#### Requirement:
Using the blog post about "Citizen" below, decide whether each statement agrees with it. Answer yes or no for each, and quote the words from the post that decide it.
(a) "Citizen" was published in 2014.
(b) The writer first learned of "Citizen" from its New York Times reviews.
(c) The cover art of "Citizen" is a piece by David Hammons.

#### Provided passage:
· · ·
Fulfilling my obligations to my long-neglected TBR one book a time. Want to know why? I explain it in the first post here. Posting striking lines daily on BlueSky
A feeling I haven’t talked about while doing this project is the horrible realization that you stumble across at some point during a book that you have completely missed the boat. This doesn’t happen with every book you read, not every book ruptures your view of the world, but sometimes a book hits so hard you realize that your life has been less without it.
“Citizen” was published in 2014, was reviewed nearly everywhere, was a New York Times bestseller, and was a finalist for, or won, numerous prizes. I had not heard of it until my buddy Andy pointed it out at Porch Light Books in Edmonton and told me to buy it. There are some friends whose direction you heed without question.
If this book is new to you there are some things you should know going in. Yes, it is essentially a book-length poem which pushes the lyric form into all sorts of different places – all of them rooted so firmly in real events that you can remember, that you were there for, that you can’t escape. This is not a pleasant journey but it is a necessary one. The poem describes what it is like to be a black artist, to be a black academic, to be a black friend, to be a black athlete, to be black in public, to be alive while being black.

Not being black, I had understood that these things existed. Not being black I could not understand these things while existing. This is where poetry comes in. For those of us who aren’t black, this book gives you a peek under the hood, (the cover art is a piece by David Hammons called “In the Hood”) as it were. For those of us whose are not publicly categorized by our skin colour (though as many, many artists and academics continue to remind us, and though it still hasn’t entered mainstream consciousness, whiteness is a racial construct as much as anything. Being white is not the absence of being black, being white is actively something, many things) this book is a teaching.
· · ·
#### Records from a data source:

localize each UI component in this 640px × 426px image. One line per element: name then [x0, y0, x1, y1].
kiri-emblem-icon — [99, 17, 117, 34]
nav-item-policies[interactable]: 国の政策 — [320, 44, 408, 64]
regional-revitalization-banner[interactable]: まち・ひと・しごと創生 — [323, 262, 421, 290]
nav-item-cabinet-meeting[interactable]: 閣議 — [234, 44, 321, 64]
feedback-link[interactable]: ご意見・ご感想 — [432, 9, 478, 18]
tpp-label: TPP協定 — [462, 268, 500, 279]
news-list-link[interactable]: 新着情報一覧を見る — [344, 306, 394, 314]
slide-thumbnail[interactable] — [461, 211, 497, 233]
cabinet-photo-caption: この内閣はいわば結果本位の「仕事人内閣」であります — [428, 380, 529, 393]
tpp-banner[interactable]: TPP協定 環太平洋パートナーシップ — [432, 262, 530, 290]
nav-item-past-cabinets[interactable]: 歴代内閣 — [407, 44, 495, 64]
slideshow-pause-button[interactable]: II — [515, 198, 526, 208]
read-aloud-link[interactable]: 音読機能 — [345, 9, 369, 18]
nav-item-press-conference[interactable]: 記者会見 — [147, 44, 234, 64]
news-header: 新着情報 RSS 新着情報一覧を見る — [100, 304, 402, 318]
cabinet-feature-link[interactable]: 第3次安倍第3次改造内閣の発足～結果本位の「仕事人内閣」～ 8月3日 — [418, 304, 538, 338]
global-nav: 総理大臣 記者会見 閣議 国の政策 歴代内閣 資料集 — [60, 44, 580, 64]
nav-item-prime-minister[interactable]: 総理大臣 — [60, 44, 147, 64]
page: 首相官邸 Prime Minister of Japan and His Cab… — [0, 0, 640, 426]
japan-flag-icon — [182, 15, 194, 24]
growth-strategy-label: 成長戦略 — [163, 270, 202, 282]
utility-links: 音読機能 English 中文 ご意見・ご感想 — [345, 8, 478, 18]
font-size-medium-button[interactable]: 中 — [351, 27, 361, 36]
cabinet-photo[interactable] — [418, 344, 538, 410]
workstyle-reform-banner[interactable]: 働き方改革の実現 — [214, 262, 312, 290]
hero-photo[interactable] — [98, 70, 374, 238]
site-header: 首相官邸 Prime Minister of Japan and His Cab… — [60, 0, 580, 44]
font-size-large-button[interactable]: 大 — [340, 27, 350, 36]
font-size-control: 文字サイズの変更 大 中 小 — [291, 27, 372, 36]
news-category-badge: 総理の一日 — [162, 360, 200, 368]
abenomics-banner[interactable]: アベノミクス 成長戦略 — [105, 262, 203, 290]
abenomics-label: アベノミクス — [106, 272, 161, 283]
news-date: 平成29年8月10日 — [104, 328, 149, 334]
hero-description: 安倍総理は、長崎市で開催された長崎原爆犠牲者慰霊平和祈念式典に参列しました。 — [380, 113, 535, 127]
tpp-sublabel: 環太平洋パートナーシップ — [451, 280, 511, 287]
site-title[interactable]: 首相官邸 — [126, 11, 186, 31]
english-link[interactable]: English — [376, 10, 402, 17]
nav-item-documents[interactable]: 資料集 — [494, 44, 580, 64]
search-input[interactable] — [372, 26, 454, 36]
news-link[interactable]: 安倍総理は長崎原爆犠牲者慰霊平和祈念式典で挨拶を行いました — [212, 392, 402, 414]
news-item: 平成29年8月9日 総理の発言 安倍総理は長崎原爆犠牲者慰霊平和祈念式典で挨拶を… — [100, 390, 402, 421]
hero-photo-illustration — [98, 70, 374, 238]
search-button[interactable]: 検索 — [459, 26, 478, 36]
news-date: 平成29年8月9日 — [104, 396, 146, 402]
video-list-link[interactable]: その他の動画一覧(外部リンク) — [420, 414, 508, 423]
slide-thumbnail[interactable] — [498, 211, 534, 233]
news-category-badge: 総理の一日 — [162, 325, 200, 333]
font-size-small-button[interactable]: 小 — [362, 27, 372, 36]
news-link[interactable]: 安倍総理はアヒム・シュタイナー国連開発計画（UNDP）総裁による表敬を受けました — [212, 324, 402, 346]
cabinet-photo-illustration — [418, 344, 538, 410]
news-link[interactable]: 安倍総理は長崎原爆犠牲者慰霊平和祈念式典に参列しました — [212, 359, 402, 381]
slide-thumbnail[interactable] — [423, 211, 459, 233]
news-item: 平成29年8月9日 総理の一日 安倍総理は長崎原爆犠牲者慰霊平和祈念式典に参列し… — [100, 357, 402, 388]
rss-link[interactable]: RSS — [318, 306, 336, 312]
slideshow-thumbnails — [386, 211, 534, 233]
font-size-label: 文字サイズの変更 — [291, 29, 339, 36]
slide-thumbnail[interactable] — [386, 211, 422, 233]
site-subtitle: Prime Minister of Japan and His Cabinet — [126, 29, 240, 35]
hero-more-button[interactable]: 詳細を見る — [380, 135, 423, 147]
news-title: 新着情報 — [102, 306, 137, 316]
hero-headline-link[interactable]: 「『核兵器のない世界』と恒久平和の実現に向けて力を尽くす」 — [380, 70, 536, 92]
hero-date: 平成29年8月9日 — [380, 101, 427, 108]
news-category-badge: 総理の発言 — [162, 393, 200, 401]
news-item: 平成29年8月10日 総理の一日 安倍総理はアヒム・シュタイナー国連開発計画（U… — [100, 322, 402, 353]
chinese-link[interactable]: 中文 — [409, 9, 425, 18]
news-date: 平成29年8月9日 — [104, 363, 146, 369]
· · ·
#### Answer to this task:
(a) Yes: "“Citizen” was published in 2014"
(b) No: "I had not heard of it until my buddy Andy pointed it out at Porch Light Books in Edmonton and told me to buy it"
(c) Yes: "the cover art is a piece by David Hammons called “In the Hood”"